### INFORMATION SHOWN

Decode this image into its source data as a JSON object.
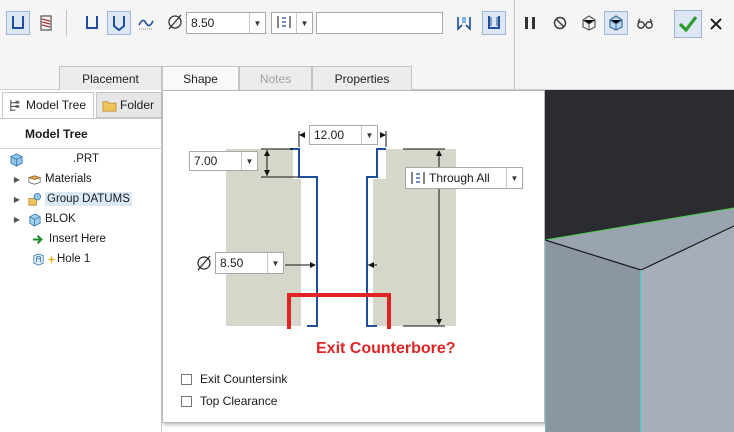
{
  "ribbon": {
    "diameter_value": "8.50",
    "dialog_tabs": [
      "Placement",
      "Shape",
      "Notes",
      "Properties"
    ],
    "active_tab": "Shape"
  },
  "model_tree": {
    "panel_tabs": [
      "Model Tree",
      "Folder"
    ],
    "header": "Model Tree",
    "items": [
      {
        "label": ".PRT",
        "icon": "part-icon"
      },
      {
        "label": "Materials",
        "icon": "materials-icon"
      },
      {
        "label": "Group DATUMS",
        "icon": "group-icon"
      },
      {
        "label": "BLOK",
        "icon": "extrude-icon"
      },
      {
        "label": "Insert Here",
        "icon": "insert-arrow-icon"
      },
      {
        "label": "Hole 1",
        "icon": "hole-icon"
      }
    ]
  },
  "shape_panel": {
    "counterbore_diameter": "12.00",
    "counterbore_depth": "7.00",
    "hole_diameter": "8.50",
    "depth_option": "Through All",
    "annotation": "Exit Counterbore?",
    "options": [
      {
        "label": "Exit Countersink",
        "checked": false
      },
      {
        "label": "Top Clearance",
        "checked": false
      }
    ]
  },
  "colors": {
    "accent_blue": "#1f4e9c",
    "annotation_red": "#e02424",
    "confirm_green": "#2e9b2e",
    "graphics_bg": "#2a2c30"
  }
}
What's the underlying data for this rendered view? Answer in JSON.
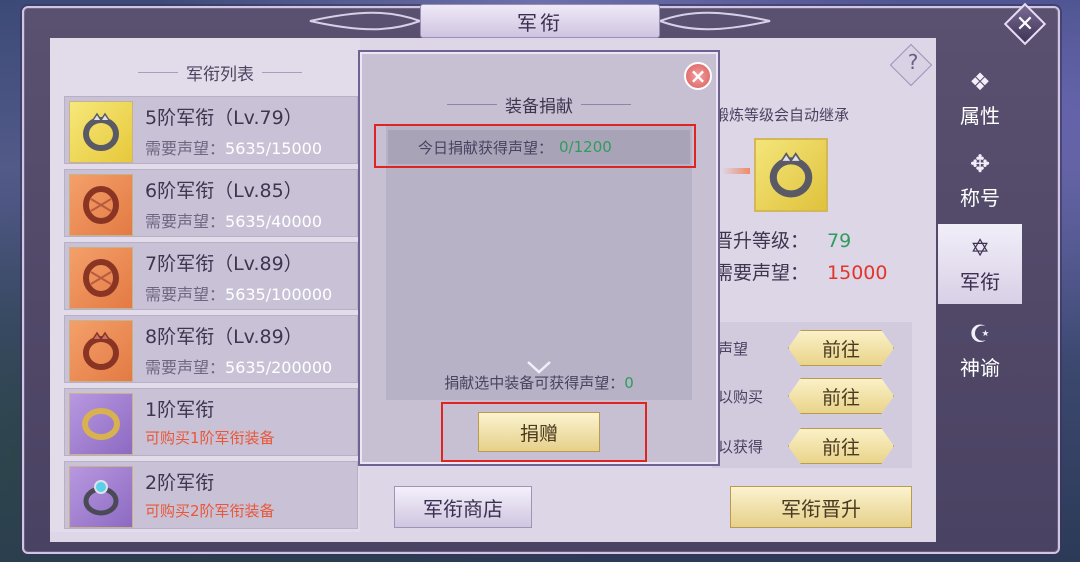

######

> **WORK INSTRUCTIONS**:
Select the lines that carry the string "icon" and copy them.

> **WRITTEN RESPONSE**:
        "icon": "part-icon"
        "icon": "materials-icon"
        "icon": "group-icon"
        "icon": "extrude-icon"
        "icon": "insert-arrow-icon"
        "icon": "hole-icon"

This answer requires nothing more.